WORK TO BE COMPLETED ▸ Transcribe every line exactly and omit anything that is a picture.

EXERCISE MATERIAL ▸
** start **
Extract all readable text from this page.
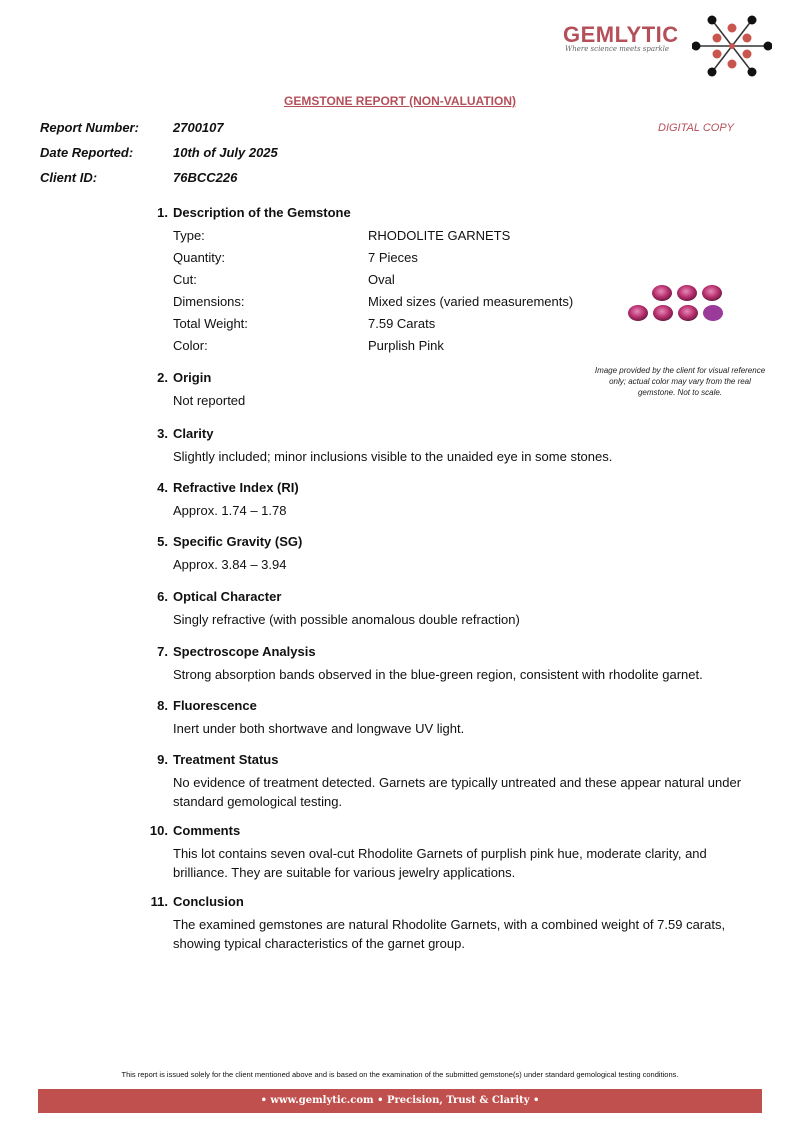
GEMLYTIC
Where science meets sparkle
GEMSTONE REPORT (NON-VALUATION)
DIGITAL COPY
Report Number:	2700107
Date Reported:	10th of July 2025
Client ID:	76BCC226
1. Description of the Gemstone
Type:	RHODOLITE GARNETS
Quantity:	7 Pieces
Cut:	Oval
Dimensions:	Mixed sizes (varied measurements)
Total Weight:	7.59 Carats
Color:	Purplish Pink
Image provided by the client for visual reference only; actual color may vary from the real gemstone. Not to scale.
2. Origin
Not reported
3. Clarity
Slightly included; minor inclusions visible to the unaided eye in some stones.
4. Refractive Index (RI)
Approx. 1.74 – 1.78
5. Specific Gravity (SG)
Approx. 3.84 – 3.94
6. Optical Character
Singly refractive (with possible anomalous double refraction)
7. Spectroscope Analysis
Strong absorption bands observed in the blue-green region, consistent with rhodolite garnet.
8. Fluorescence
Inert under both shortwave and longwave UV light.
9. Treatment Status
No evidence of treatment detected. Garnets are typically untreated and these appear natural under standard gemological testing.
10. Comments
This lot contains seven oval-cut Rhodolite Garnets of purplish pink hue, moderate clarity, and brilliance. They are suitable for various jewelry applications.
11. Conclusion
The examined gemstones are natural Rhodolite Garnets, with a combined weight of 7.59 carats, showing typical characteristics of the garnet group.
This report is issued solely for the client mentioned above and is based on the examination of the submitted gemstone(s) under standard gemological testing conditions.
• www.gemlytic.com • Precision, Trust & Clarity •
** end **
TASK RESULT ▸
Extract all readable text from this page.
GEMLYTIC
Where science meets sparkle
GEMSTONE REPORT (NON-VALUATION)
DIGITAL COPY
Report Number:	2700107
Date Reported:	10th of July 2025
Client ID:	76BCC226
1. Description of the Gemstone
Type:	RHODOLITE GARNETS
Quantity:	7 Pieces
Cut:	Oval
Dimensions:	Mixed sizes (varied measurements)
Total Weight:	7.59 Carats
Color:	Purplish Pink
Image provided by the client for visual reference only; actual color may vary from the real gemstone. Not to scale.
2. Origin
Not reported
3. Clarity
Slightly included; minor inclusions visible to the unaided eye in some stones.
4. Refractive Index (RI)
Approx. 1.74 – 1.78
5. Specific Gravity (SG)
Approx. 3.84 – 3.94
6. Optical Character
Singly refractive (with possible anomalous double refraction)
7. Spectroscope Analysis
Strong absorption bands observed in the blue-green region, consistent with rhodolite garnet.
8. Fluorescence
Inert under both shortwave and longwave UV light.
9. Treatment Status
No evidence of treatment detected. Garnets are typically untreated and these appear natural under standard gemological testing.
10. Comments
This lot contains seven oval-cut Rhodolite Garnets of purplish pink hue, moderate clarity, and brilliance. They are suitable for various jewelry applications.
11. Conclusion
The examined gemstones are natural Rhodolite Garnets, with a combined weight of 7.59 carats, showing typical characteristics of the garnet group.
This report is issued solely for the client mentioned above and is based on the examination of the submitted gemstone(s) under standard gemological testing conditions.
• www.gemlytic.com • Precision, Trust & Clarity •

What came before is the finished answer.